— Begin —

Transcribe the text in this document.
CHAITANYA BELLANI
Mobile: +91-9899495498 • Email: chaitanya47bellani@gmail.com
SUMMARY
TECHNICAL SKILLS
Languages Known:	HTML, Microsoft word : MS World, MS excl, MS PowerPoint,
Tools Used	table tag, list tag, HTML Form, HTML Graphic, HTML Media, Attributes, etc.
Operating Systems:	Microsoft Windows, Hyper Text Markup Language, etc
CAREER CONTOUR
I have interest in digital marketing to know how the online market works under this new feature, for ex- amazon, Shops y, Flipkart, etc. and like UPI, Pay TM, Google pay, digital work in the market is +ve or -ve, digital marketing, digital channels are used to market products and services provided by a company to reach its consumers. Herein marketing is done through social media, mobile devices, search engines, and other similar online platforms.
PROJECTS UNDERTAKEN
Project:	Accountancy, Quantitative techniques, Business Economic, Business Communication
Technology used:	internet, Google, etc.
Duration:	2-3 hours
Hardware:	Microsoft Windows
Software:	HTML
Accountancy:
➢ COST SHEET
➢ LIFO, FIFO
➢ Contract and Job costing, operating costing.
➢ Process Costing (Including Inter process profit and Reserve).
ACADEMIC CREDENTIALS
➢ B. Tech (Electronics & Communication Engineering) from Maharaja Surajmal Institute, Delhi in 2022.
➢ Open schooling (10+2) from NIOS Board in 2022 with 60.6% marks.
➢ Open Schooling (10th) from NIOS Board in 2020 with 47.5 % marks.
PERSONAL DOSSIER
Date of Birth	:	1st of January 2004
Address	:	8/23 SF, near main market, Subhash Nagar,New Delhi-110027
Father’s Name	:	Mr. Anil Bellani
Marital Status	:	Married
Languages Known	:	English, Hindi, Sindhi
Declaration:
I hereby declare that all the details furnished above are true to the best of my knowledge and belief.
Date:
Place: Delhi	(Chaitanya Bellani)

— End —

### REQUIREMENT
Extract all lines that hold the word "Google".

### RESPONSE BELOW
I have interest in digital marketing to know how the online market works under this new feature, for ex- amazon, Shops y, Flipkart, etc. and like UPI, Pay TM, Google pay, digital work in the market is +ve or -ve, digital marketing, digital channels are used to market products and services provided by a company to reach its consumers. Herein marketing is done through social media, mobile devices, search engines, and other similar online platforms.
Technology used:	internet, Google, etc.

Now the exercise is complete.